Copy each line below without leaving any out.

* Begin SUPPLIED RECORDS *

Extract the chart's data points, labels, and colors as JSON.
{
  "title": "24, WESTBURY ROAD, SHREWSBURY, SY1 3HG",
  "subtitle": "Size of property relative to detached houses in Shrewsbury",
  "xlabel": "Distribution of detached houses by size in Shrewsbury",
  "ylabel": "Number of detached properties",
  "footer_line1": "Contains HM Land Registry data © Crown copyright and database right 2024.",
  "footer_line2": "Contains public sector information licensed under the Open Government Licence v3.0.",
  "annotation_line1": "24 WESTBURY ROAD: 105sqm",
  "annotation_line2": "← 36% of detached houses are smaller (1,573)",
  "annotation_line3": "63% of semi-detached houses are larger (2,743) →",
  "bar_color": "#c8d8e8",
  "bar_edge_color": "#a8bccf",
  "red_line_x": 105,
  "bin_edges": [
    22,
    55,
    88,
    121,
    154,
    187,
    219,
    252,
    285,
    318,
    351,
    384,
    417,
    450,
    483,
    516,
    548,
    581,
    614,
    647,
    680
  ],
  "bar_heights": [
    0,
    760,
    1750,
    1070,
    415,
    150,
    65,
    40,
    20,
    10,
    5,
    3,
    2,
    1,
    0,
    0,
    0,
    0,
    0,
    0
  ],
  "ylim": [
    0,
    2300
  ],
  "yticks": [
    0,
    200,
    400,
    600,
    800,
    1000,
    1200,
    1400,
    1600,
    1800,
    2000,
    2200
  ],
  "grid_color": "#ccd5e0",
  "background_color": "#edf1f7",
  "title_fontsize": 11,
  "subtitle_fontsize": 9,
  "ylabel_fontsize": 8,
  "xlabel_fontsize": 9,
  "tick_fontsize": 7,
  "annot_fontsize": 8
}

* End SUPPLIED RECORDS *

_SOLUTION FOR THIS EXERCISE_.
Extract the chart's data points, labels, and colors as JSON.
{
  "title": "24, WESTBURY ROAD, SHREWSBURY, SY1 3HG",
  "subtitle": "Size of property relative to detached houses in Shrewsbury",
  "xlabel": "Distribution of detached houses by size in Shrewsbury",
  "ylabel": "Number of detached properties",
  "footer_line1": "Contains HM Land Registry data © Crown copyright and database right 2024.",
  "footer_line2": "Contains public sector information licensed under the Open Government Licence v3.0.",
  "annotation_line1": "24 WESTBURY ROAD: 105sqm",
  "annotation_line2": "← 36% of detached houses are smaller (1,573)",
  "annotation_line3": "63% of semi-detached houses are larger (2,743) →",
  "bar_color": "#c8d8e8",
  "bar_edge_color": "#a8bccf",
  "red_line_x": 105,
  "bin_edges": [
    22,
    55,
    88,
    121,
    154,
    187,
    219,
    252,
    285,
    318,
    351,
    384,
    417,
    450,
    483,
    516,
    548,
    581,
    614,
    647,
    680
  ],
  "bar_heights": [
    0,
    760,
    1750,
    1070,
    415,
    150,
    65,
    40,
    20,
    10,
    5,
    3,
    2,
    1,
    0,
    0,
    0,
    0,
    0,
    0
  ],
  "ylim": [
    0,
    2300
  ],
  "yticks": [
    0,
    200,
    400,
    600,
    800,
    1000,
    1200,
    1400,
    1600,
    1800,
    2000,
    2200
  ],
  "grid_color": "#ccd5e0",
  "background_color": "#edf1f7",
  "title_fontsize": 11,
  "subtitle_fontsize": 9,
  "ylabel_fontsize": 8,
  "xlabel_fontsize": 9,
  "tick_fontsize": 7,
  "annot_fontsize": 8
}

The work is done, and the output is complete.